=== Begin Enclosure ===

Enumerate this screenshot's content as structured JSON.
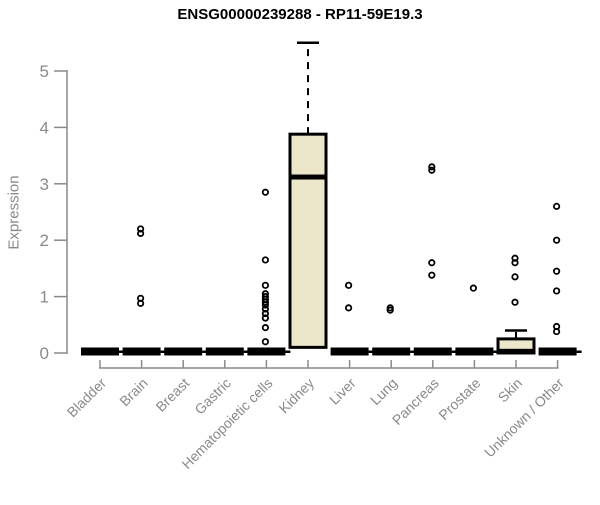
{
  "chart_data": {
    "type": "boxplot",
    "title": "ENSG00000239288 - RP11-59E19.3",
    "ylabel": "Expression",
    "xlabel": "",
    "ylim": [
      0,
      5.6
    ],
    "yticks": [
      0,
      1,
      2,
      3,
      4,
      5
    ],
    "grid": false,
    "legend": "none",
    "box_fill_color": "#ECE7CB",
    "box_stroke_color": "#000000",
    "axis_color": "#8a8a8a",
    "title_color": "#000000",
    "categories": [
      "Bladder",
      "Brain",
      "Breast",
      "Gastric",
      "Hematopoietic cells",
      "Kidney",
      "Liver",
      "Lung",
      "Pancreas",
      "Prostate",
      "Skin",
      "Unknown / Other"
    ],
    "series": [
      {
        "label": "Bladder",
        "q1": 0,
        "median": 0,
        "q3": 0,
        "whisker_low": 0,
        "whisker_high": 0,
        "outliers": []
      },
      {
        "label": "Brain",
        "q1": 0,
        "median": 0,
        "q3": 0,
        "whisker_low": 0,
        "whisker_high": 0,
        "outliers": [
          2.2,
          2.12,
          0.97,
          0.88
        ]
      },
      {
        "label": "Breast",
        "q1": 0,
        "median": 0,
        "q3": 0,
        "whisker_low": 0,
        "whisker_high": 0,
        "outliers": []
      },
      {
        "label": "Gastric",
        "q1": 0,
        "median": 0,
        "q3": 0,
        "whisker_low": 0,
        "whisker_high": 0,
        "outliers": []
      },
      {
        "label": "Hematopoietic cells",
        "q1": 0,
        "median": 0,
        "q3": 0,
        "whisker_low": 0,
        "whisker_high": 0,
        "outliers": [
          2.85,
          1.65,
          1.2,
          1.05,
          1.0,
          0.95,
          0.9,
          0.85,
          0.78,
          0.7,
          0.62,
          0.45,
          0.2
        ]
      },
      {
        "label": "Kidney",
        "q1": 0.1,
        "median": 3.12,
        "q3": 3.88,
        "whisker_low": 0.1,
        "whisker_high": 5.5,
        "outliers": []
      },
      {
        "label": "Liver",
        "q1": 0,
        "median": 0,
        "q3": 0,
        "whisker_low": 0,
        "whisker_high": 0,
        "outliers": [
          1.2,
          0.8
        ]
      },
      {
        "label": "Lung",
        "q1": 0,
        "median": 0,
        "q3": 0,
        "whisker_low": 0,
        "whisker_high": 0,
        "outliers": [
          0.8,
          0.76
        ]
      },
      {
        "label": "Pancreas",
        "q1": 0,
        "median": 0,
        "q3": 0,
        "whisker_low": 0,
        "whisker_high": 0,
        "outliers": [
          3.3,
          3.24,
          1.6,
          1.38
        ]
      },
      {
        "label": "Prostate",
        "q1": 0,
        "median": 0,
        "q3": 0,
        "whisker_low": 0,
        "whisker_high": 0,
        "outliers": [
          1.15
        ]
      },
      {
        "label": "Skin",
        "q1": 0,
        "median": 0.03,
        "q3": 0.25,
        "whisker_low": 0,
        "whisker_high": 0.4,
        "outliers": [
          1.68,
          1.6,
          1.35,
          0.9
        ]
      },
      {
        "label": "Unknown / Other",
        "q1": 0,
        "median": 0,
        "q3": 0,
        "whisker_low": 0,
        "whisker_high": 0,
        "outliers": [
          2.6,
          2.0,
          1.45,
          1.1,
          0.47,
          0.38
        ]
      }
    ]
  }
}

=== End Enclosure ===

(Exercise instructions): An exact copy of the records is required. Pictures do not belong in it.

(Finished exercise):
Enumerate this screenshot's content as structured JSON.
{
  "chart_data": {
    "type": "boxplot",
    "title": "ENSG00000239288 - RP11-59E19.3",
    "ylabel": "Expression",
    "xlabel": "",
    "ylim": [
      0,
      5.6
    ],
    "yticks": [
      0,
      1,
      2,
      3,
      4,
      5
    ],
    "grid": false,
    "legend": "none",
    "box_fill_color": "#ECE7CB",
    "box_stroke_color": "#000000",
    "axis_color": "#8a8a8a",
    "title_color": "#000000",
    "categories": [
      "Bladder",
      "Brain",
      "Breast",
      "Gastric",
      "Hematopoietic cells",
      "Kidney",
      "Liver",
      "Lung",
      "Pancreas",
      "Prostate",
      "Skin",
      "Unknown / Other"
    ],
    "series": [
      {
        "label": "Bladder",
        "q1": 0,
        "median": 0,
        "q3": 0,
        "whisker_low": 0,
        "whisker_high": 0,
        "outliers": []
      },
      {
        "label": "Brain",
        "q1": 0,
        "median": 0,
        "q3": 0,
        "whisker_low": 0,
        "whisker_high": 0,
        "outliers": [
          2.2,
          2.12,
          0.97,
          0.88
        ]
      },
      {
        "label": "Breast",
        "q1": 0,
        "median": 0,
        "q3": 0,
        "whisker_low": 0,
        "whisker_high": 0,
        "outliers": []
      },
      {
        "label": "Gastric",
        "q1": 0,
        "median": 0,
        "q3": 0,
        "whisker_low": 0,
        "whisker_high": 0,
        "outliers": []
      },
      {
        "label": "Hematopoietic cells",
        "q1": 0,
        "median": 0,
        "q3": 0,
        "whisker_low": 0,
        "whisker_high": 0,
        "outliers": [
          2.85,
          1.65,
          1.2,
          1.05,
          1.0,
          0.95,
          0.9,
          0.85,
          0.78,
          0.7,
          0.62,
          0.45,
          0.2
        ]
      },
      {
        "label": "Kidney",
        "q1": 0.1,
        "median": 3.12,
        "q3": 3.88,
        "whisker_low": 0.1,
        "whisker_high": 5.5,
        "outliers": []
      },
      {
        "label": "Liver",
        "q1": 0,
        "median": 0,
        "q3": 0,
        "whisker_low": 0,
        "whisker_high": 0,
        "outliers": [
          1.2,
          0.8
        ]
      },
      {
        "label": "Lung",
        "q1": 0,
        "median": 0,
        "q3": 0,
        "whisker_low": 0,
        "whisker_high": 0,
        "outliers": [
          0.8,
          0.76
        ]
      },
      {
        "label": "Pancreas",
        "q1": 0,
        "median": 0,
        "q3": 0,
        "whisker_low": 0,
        "whisker_high": 0,
        "outliers": [
          3.3,
          3.24,
          1.6,
          1.38
        ]
      },
      {
        "label": "Prostate",
        "q1": 0,
        "median": 0,
        "q3": 0,
        "whisker_low": 0,
        "whisker_high": 0,
        "outliers": [
          1.15
        ]
      },
      {
        "label": "Skin",
        "q1": 0,
        "median": 0.03,
        "q3": 0.25,
        "whisker_low": 0,
        "whisker_high": 0.4,
        "outliers": [
          1.68,
          1.6,
          1.35,
          0.9
        ]
      },
      {
        "label": "Unknown / Other",
        "q1": 0,
        "median": 0,
        "q3": 0,
        "whisker_low": 0,
        "whisker_high": 0,
        "outliers": [
          2.6,
          2.0,
          1.45,
          1.1,
          0.47,
          0.38
        ]
      }
    ]
  }
}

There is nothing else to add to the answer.